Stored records
★ ★ ★ ★ ★

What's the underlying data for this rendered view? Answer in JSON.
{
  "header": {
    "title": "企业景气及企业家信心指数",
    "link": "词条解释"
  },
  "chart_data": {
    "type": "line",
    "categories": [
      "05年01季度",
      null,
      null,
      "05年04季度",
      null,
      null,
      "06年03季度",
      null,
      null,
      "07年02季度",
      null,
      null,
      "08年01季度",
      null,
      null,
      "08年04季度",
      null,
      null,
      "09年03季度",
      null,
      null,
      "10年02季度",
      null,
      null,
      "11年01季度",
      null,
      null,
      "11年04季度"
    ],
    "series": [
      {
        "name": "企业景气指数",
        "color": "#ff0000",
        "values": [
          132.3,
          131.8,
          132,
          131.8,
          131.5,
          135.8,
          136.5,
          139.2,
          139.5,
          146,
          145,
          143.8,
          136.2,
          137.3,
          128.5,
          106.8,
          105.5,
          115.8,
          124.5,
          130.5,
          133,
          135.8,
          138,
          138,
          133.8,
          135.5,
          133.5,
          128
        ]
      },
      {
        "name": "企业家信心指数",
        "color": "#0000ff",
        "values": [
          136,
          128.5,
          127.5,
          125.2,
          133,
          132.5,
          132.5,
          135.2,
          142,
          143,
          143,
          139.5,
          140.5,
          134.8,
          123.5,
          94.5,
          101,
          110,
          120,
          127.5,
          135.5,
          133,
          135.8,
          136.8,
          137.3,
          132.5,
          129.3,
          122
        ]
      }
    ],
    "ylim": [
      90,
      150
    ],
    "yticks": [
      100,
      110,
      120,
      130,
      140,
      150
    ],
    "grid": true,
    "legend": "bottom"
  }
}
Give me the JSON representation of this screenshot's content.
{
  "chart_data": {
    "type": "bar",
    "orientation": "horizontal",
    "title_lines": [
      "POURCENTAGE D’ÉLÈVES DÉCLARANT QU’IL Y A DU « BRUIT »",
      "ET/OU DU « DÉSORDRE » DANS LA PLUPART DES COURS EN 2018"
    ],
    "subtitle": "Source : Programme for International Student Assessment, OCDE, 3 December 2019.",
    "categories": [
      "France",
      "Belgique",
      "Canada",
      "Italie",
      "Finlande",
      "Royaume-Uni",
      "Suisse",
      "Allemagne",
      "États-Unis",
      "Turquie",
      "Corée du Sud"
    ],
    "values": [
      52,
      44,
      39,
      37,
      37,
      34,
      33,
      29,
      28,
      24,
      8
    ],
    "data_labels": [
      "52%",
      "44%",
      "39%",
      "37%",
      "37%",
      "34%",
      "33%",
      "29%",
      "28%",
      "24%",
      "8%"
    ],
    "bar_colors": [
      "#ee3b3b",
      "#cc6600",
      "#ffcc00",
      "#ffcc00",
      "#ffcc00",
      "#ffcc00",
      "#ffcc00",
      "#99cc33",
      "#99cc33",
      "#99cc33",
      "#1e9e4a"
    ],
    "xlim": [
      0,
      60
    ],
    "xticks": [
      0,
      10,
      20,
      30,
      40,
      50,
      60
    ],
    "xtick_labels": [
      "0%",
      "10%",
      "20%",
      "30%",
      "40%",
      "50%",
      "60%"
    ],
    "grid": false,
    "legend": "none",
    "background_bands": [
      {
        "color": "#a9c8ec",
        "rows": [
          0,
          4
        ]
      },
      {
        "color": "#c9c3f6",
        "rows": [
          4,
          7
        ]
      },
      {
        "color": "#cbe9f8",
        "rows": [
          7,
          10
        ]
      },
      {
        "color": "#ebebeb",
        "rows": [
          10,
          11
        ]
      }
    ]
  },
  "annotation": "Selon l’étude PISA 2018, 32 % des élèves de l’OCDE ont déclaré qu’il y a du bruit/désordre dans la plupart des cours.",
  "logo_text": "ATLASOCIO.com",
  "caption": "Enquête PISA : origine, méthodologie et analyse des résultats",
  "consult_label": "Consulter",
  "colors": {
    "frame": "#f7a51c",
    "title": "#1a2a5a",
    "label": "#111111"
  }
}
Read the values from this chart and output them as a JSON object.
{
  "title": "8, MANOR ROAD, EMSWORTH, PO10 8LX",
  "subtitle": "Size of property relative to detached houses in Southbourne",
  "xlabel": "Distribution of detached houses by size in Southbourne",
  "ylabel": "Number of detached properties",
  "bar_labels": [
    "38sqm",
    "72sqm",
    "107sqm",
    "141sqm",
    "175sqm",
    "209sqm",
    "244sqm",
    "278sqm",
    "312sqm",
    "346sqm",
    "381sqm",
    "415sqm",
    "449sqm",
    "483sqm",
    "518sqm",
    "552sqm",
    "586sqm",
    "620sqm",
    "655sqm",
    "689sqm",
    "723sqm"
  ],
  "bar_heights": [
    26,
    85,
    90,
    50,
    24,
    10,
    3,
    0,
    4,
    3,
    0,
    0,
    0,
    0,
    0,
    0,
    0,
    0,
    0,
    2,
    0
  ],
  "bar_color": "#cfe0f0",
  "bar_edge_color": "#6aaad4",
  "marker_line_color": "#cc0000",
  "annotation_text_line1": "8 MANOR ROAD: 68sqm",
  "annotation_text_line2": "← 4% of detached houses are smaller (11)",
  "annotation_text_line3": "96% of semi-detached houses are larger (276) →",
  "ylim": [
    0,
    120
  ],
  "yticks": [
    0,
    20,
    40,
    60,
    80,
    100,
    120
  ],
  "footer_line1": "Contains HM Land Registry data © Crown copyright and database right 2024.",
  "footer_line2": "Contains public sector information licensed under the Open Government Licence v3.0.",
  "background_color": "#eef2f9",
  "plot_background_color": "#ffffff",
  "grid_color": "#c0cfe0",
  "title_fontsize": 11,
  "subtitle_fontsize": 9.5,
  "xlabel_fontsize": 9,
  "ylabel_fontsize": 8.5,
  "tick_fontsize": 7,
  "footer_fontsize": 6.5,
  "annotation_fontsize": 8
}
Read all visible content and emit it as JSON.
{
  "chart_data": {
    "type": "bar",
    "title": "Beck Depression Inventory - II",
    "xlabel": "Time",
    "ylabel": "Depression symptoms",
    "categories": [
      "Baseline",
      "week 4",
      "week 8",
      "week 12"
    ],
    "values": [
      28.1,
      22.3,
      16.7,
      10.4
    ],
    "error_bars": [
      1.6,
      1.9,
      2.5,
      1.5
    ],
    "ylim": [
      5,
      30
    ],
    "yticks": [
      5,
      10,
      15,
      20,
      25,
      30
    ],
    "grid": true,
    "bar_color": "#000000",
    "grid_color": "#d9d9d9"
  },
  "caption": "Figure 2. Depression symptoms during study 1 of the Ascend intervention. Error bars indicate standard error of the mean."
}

★ ★ ★ ★ ★

> [Aim of the exercise]: Give the number of lines that hold the word "Read" in these records, with nothing added.

> [Complete output]: 2